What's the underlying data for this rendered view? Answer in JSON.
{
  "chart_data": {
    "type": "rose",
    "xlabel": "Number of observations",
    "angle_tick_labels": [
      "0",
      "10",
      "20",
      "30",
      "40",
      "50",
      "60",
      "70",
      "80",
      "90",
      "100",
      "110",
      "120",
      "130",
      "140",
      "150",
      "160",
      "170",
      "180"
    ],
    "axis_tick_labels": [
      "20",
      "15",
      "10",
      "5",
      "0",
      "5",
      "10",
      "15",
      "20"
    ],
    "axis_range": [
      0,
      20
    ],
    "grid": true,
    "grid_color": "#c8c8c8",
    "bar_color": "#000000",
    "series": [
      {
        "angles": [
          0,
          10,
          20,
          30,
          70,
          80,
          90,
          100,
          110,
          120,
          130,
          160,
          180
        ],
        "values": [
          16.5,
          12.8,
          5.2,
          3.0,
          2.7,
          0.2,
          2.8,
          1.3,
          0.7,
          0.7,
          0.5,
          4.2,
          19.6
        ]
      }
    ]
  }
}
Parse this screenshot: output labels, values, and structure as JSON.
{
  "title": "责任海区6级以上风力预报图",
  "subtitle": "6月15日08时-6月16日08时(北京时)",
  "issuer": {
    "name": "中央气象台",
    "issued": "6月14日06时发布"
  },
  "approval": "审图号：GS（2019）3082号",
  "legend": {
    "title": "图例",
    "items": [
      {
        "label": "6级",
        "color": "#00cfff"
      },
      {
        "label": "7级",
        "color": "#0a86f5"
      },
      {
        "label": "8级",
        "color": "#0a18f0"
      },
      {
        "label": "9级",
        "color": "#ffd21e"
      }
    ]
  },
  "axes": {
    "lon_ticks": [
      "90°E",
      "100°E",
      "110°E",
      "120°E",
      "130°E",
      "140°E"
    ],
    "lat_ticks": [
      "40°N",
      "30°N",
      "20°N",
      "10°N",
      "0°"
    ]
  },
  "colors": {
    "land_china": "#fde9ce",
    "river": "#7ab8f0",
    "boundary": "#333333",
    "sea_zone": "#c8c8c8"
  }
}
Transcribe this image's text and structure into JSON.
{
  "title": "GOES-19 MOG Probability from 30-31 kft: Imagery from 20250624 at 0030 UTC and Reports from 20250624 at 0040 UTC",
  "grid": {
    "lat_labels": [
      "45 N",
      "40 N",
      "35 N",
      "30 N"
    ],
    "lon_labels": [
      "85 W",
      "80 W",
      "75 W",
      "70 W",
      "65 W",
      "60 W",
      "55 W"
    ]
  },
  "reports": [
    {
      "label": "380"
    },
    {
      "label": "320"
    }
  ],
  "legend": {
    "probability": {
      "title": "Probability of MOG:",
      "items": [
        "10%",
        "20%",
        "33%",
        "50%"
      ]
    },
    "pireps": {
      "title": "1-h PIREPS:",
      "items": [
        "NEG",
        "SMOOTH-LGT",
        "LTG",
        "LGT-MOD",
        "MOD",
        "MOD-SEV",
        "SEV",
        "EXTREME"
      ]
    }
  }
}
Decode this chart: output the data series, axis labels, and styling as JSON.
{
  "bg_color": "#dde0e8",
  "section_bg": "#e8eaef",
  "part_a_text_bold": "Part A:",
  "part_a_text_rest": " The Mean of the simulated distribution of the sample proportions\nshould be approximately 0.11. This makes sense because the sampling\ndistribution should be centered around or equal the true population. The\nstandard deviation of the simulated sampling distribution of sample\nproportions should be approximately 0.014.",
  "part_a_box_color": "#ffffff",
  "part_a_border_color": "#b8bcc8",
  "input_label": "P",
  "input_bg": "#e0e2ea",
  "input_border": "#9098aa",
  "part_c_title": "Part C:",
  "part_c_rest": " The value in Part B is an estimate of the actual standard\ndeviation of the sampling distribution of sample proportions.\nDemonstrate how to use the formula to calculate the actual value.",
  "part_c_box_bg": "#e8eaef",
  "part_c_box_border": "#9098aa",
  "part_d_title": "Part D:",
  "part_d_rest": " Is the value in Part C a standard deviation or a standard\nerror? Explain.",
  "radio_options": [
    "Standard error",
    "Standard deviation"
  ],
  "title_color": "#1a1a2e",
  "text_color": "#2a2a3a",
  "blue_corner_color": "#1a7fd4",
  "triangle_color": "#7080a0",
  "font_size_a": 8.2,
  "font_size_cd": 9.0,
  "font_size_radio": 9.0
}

● Problem statement: Copy all lines from the listing that contain "values".

● Exercise answer:
        "values": [
Parse this screenshot: output labels, values, and structure as JSON.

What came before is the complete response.